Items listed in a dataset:
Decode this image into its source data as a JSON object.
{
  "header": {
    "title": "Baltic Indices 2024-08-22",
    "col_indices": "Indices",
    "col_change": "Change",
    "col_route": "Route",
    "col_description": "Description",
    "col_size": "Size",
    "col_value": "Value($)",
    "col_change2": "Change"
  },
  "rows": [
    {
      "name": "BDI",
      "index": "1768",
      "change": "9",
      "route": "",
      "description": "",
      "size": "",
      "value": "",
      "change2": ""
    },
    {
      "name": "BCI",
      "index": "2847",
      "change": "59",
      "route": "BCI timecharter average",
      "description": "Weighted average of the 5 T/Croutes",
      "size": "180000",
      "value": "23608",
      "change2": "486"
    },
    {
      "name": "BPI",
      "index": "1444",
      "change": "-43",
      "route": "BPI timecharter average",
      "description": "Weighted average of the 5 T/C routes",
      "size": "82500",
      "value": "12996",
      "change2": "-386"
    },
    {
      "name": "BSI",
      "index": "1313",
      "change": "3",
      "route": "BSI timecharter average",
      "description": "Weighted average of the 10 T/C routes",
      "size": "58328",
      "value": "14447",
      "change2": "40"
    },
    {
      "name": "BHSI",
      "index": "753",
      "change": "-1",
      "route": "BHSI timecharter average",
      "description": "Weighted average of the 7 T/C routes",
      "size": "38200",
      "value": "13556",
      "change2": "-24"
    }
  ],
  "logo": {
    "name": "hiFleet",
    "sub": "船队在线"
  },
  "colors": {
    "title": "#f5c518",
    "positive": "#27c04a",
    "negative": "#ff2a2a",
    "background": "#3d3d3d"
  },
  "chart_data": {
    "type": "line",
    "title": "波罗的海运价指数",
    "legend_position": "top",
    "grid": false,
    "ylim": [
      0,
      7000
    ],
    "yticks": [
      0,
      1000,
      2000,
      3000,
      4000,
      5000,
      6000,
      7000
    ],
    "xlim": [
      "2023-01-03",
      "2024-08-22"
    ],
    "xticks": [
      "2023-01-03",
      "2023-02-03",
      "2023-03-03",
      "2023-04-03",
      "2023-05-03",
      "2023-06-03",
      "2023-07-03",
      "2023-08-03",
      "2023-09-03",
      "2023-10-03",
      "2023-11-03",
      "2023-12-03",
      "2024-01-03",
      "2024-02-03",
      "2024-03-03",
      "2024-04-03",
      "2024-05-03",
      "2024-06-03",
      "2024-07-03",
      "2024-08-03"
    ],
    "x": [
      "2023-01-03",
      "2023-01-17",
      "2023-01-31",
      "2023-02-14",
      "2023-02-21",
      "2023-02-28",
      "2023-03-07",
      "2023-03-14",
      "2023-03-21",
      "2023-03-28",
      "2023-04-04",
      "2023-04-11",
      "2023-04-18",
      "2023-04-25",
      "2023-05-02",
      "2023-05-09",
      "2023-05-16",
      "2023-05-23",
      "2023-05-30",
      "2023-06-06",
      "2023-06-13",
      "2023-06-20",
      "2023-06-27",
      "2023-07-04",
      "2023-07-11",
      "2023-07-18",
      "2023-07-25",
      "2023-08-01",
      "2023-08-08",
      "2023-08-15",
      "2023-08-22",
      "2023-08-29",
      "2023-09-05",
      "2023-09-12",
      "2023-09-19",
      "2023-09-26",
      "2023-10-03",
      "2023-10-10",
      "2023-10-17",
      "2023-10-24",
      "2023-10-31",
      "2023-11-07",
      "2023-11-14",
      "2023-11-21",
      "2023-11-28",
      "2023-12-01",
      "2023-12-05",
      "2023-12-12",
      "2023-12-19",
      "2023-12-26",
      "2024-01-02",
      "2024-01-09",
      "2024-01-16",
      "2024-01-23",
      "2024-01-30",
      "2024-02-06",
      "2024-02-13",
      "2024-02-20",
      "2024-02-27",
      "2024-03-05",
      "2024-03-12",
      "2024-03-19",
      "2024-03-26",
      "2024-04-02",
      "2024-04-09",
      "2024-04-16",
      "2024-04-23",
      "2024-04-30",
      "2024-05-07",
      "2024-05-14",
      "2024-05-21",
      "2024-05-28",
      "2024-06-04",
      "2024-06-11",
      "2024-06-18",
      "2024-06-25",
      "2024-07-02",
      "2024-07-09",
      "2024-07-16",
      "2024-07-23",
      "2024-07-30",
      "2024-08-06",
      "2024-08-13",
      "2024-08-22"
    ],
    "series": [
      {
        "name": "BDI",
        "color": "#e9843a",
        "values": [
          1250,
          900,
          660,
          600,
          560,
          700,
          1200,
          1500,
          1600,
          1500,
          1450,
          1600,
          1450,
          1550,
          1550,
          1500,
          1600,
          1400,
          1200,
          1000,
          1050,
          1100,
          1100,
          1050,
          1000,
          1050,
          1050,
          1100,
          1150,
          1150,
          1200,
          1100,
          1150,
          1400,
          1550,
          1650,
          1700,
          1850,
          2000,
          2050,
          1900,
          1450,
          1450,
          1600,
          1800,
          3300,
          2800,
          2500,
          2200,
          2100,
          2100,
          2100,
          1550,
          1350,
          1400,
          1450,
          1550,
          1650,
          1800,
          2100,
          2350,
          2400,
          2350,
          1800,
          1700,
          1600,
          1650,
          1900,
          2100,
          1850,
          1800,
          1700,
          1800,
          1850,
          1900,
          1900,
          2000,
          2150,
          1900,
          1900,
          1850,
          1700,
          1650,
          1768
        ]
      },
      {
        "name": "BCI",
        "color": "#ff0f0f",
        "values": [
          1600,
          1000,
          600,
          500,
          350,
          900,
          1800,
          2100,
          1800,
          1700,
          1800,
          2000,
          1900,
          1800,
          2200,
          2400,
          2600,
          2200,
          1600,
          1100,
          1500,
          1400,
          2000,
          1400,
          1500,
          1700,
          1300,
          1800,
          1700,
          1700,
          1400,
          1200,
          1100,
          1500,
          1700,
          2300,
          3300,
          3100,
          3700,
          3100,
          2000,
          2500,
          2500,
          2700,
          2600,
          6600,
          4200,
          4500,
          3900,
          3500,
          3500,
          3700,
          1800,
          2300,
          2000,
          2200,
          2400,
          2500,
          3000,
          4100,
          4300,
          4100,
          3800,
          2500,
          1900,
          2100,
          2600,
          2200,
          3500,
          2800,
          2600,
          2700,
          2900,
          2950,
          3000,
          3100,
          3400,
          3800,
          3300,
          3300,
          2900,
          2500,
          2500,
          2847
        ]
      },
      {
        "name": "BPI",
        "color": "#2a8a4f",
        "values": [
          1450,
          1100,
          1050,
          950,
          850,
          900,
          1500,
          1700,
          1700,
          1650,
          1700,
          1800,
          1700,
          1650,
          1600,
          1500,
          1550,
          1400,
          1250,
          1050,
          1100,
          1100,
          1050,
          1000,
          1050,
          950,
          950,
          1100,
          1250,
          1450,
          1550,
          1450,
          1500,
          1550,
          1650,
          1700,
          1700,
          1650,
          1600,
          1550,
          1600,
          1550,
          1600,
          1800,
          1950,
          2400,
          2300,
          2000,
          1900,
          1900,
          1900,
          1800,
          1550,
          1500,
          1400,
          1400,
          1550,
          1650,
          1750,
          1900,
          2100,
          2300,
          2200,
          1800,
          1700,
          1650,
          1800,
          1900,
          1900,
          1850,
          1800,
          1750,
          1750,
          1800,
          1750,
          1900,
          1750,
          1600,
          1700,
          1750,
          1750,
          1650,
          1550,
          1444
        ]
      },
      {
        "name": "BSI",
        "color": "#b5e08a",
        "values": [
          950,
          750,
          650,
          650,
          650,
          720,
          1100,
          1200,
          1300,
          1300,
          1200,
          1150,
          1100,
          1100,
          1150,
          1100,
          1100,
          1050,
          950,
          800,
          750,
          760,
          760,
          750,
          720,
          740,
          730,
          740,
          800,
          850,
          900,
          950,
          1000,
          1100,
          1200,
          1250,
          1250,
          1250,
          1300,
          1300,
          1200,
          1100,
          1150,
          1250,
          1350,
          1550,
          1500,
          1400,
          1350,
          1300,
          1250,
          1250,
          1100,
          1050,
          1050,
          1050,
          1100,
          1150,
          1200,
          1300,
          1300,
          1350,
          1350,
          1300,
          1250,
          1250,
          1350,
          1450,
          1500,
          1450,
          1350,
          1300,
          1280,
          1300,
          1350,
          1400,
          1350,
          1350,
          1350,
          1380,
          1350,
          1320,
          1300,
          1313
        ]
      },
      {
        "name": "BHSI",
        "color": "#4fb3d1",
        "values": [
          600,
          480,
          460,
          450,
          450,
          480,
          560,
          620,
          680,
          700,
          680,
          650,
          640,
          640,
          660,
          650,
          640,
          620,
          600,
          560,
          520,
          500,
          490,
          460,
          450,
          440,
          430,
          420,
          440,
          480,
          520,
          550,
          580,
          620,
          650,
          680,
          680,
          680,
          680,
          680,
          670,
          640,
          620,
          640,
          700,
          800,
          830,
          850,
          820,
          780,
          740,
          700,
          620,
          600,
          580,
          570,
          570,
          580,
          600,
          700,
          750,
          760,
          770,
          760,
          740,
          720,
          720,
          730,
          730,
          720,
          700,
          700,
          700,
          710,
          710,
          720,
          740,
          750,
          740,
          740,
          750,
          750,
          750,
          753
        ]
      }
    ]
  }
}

__Exercise details__.
Say how many lines have the string "name" in them, offering no words beyond the number.

__Response for this exercise__.
11